REQUIREMENTS: Reproduce all of the listing below without alteration.
— BEGIN —
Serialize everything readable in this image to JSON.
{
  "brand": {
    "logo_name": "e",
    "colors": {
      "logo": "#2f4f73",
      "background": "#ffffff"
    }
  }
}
— END —
COMPLETE ANSWER:
Serialize everything readable in this image to JSON.
{
  "brand": {
    "logo_name": "e",
    "colors": {
      "logo": "#2f4f73",
      "background": "#ffffff"
    }
  }
}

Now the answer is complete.